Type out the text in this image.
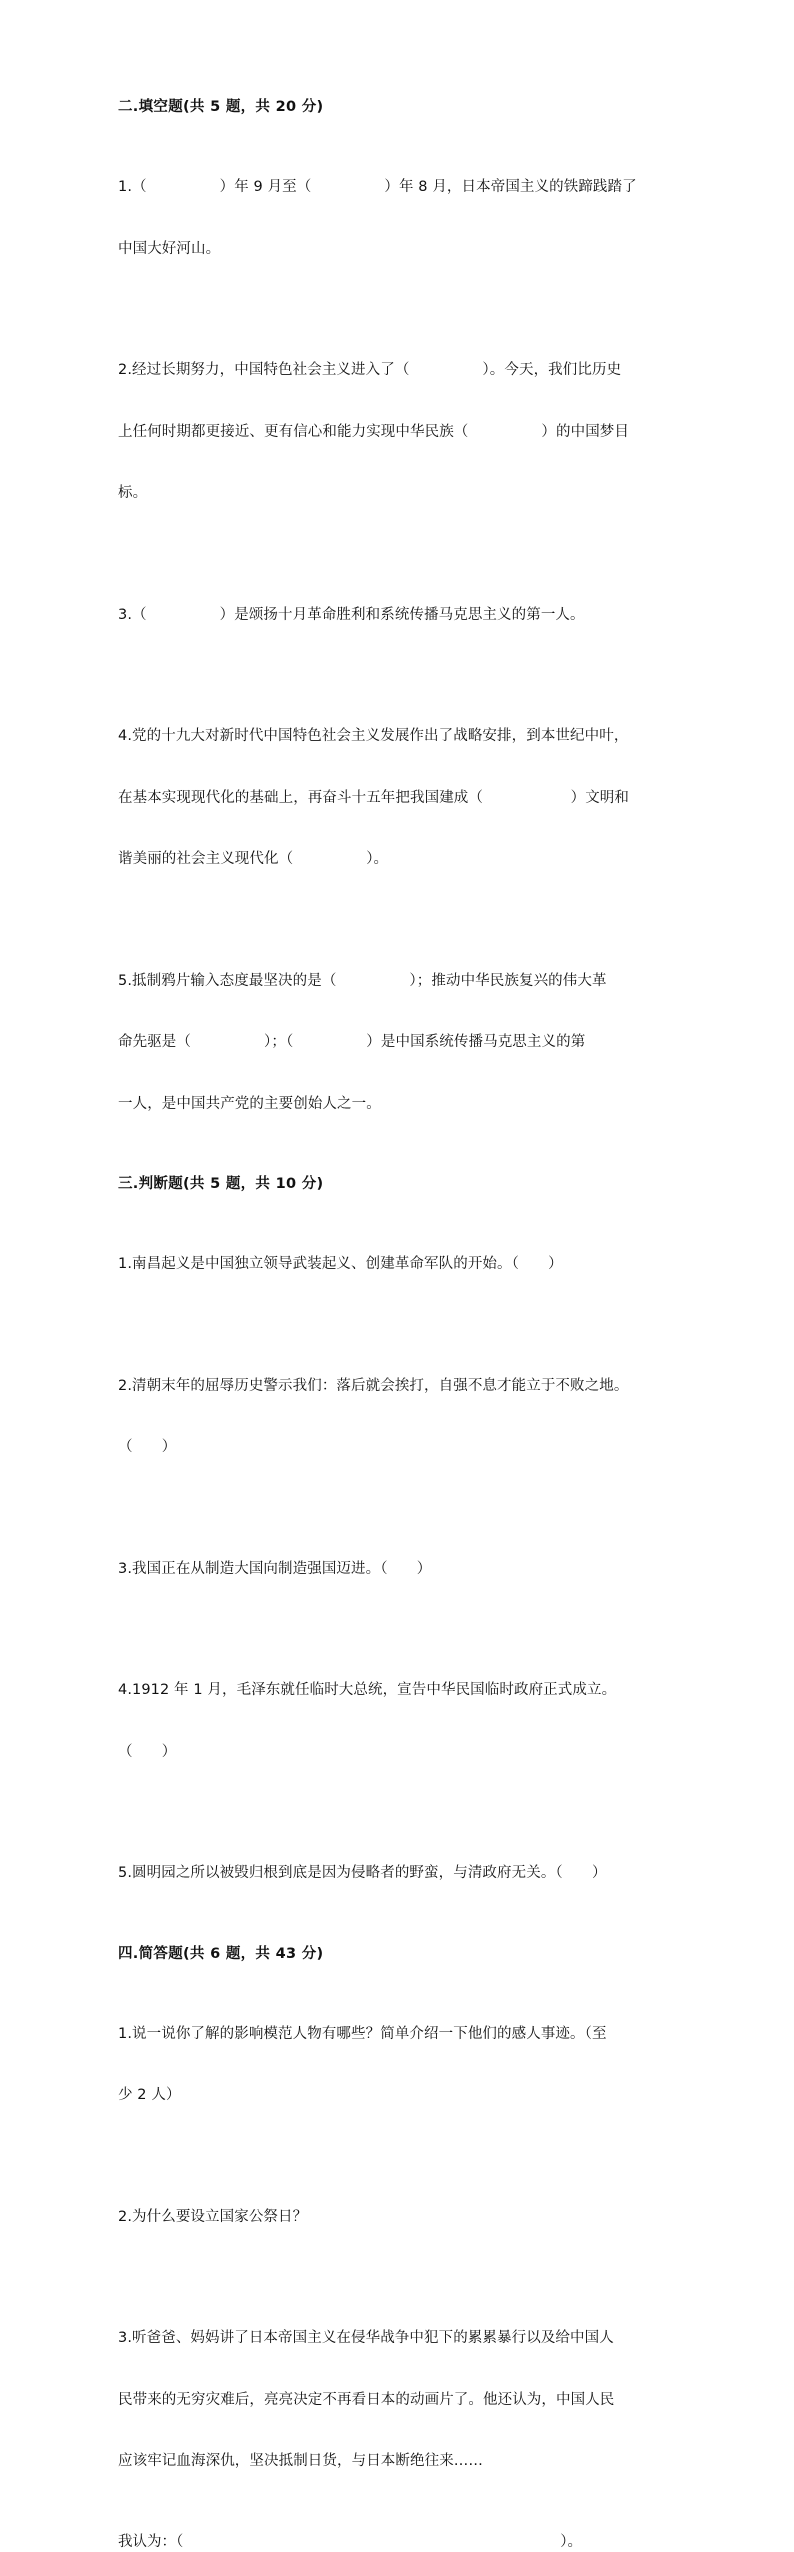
二.填空题(共 5 题，共 20 分)

1.（　　　　　）年 9 月至（　　　　　）年 8 月，日本帝国主义的铁蹄践踏了

中国大好河山。

2.经过长期努力，中国特色社会主义进入了（　　　　　）。今天，我们比历史

上任何时期都更接近、更有信心和能力实现中华民族（　　　　　）的中国梦目

标。

3.（　　　　　）是颂扬十月革命胜利和系统传播马克思主义的第一人。

4.党的十九大对新时代中国特色社会主义发展作出了战略安排，到本世纪中叶，

在基本实现现代化的基础上，再奋斗十五年把我国建成（　　　　　　）文明和

谐美丽的社会主义现代化（　　　　　）。

5.抵制鸦片输入态度最坚决的是（　　　　　）；推动中华民族复兴的伟大革

命先驱是（　　　　　）；（　　　　　）是中国系统传播马克思主义的第

一人，是中国共产党的主要创始人之一。

三.判断题(共 5 题，共 10 分)

1.南昌起义是中国独立领导武装起义、创建革命军队的开始。（　　）

2.清朝末年的屈辱历史警示我们：落后就会挨打，自强不息才能立于不败之地。

（　　）

3.我国正在从制造大国向制造强国迈进。（　　）

4.1912 年 1 月，毛泽东就任临时大总统，宣告中华民国临时政府正式成立。

（　　）

5.圆明园之所以被毁归根到底是因为侵略者的野蛮，与清政府无关。（　　）

四.简答题(共 6 题，共 43 分)

1.说一说你了解的影响模范人物有哪些？简单介绍一下他们的感人事迹。（至

少 2 人）

2.为什么要设立国家公祭日？

3.听爸爸、妈妈讲了日本帝国主义在侵华战争中犯下的累累暴行以及给中国人

民带来的无穷灾难后，亮亮决定不再看日本的动画片了。他还认为，中国人民

应该牢记血海深仇，坚决抵制日货，与日本断绝往来……

我认为：（　　　　　　　　　　　　　　　　　　　　　　　　　　）。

Problem statement: Print every entry exactly as written, without the pictures.

Task response:
Type out the text in this image.
二.填空题(共 5 题，共 20 分)

1.（　　　　　）年 9 月至（　　　　　）年 8 月，日本帝国主义的铁蹄践踏了

中国大好河山。

2.经过长期努力，中国特色社会主义进入了（　　　　　）。今天，我们比历史

上任何时期都更接近、更有信心和能力实现中华民族（　　　　　）的中国梦目

标。

3.（　　　　　）是颂扬十月革命胜利和系统传播马克思主义的第一人。

4.党的十九大对新时代中国特色社会主义发展作出了战略安排，到本世纪中叶，

在基本实现现代化的基础上，再奋斗十五年把我国建成（　　　　　　）文明和

谐美丽的社会主义现代化（　　　　　）。

5.抵制鸦片输入态度最坚决的是（　　　　　）；推动中华民族复兴的伟大革

命先驱是（　　　　　）；（　　　　　）是中国系统传播马克思主义的第

一人，是中国共产党的主要创始人之一。

三.判断题(共 5 题，共 10 分)

1.南昌起义是中国独立领导武装起义、创建革命军队的开始。（　　）

2.清朝末年的屈辱历史警示我们：落后就会挨打，自强不息才能立于不败之地。

（　　）

3.我国正在从制造大国向制造强国迈进。（　　）

4.1912 年 1 月，毛泽东就任临时大总统，宣告中华民国临时政府正式成立。

（　　）

5.圆明园之所以被毁归根到底是因为侵略者的野蛮，与清政府无关。（　　）

四.简答题(共 6 题，共 43 分)

1.说一说你了解的影响模范人物有哪些？简单介绍一下他们的感人事迹。（至

少 2 人）

2.为什么要设立国家公祭日？

3.听爸爸、妈妈讲了日本帝国主义在侵华战争中犯下的累累暴行以及给中国人

民带来的无穷灾难后，亮亮决定不再看日本的动画片了。他还认为，中国人民

应该牢记血海深仇，坚决抵制日货，与日本断绝往来……

我认为：（　　　　　　　　　　　　　　　　　　　　　　　　　　）。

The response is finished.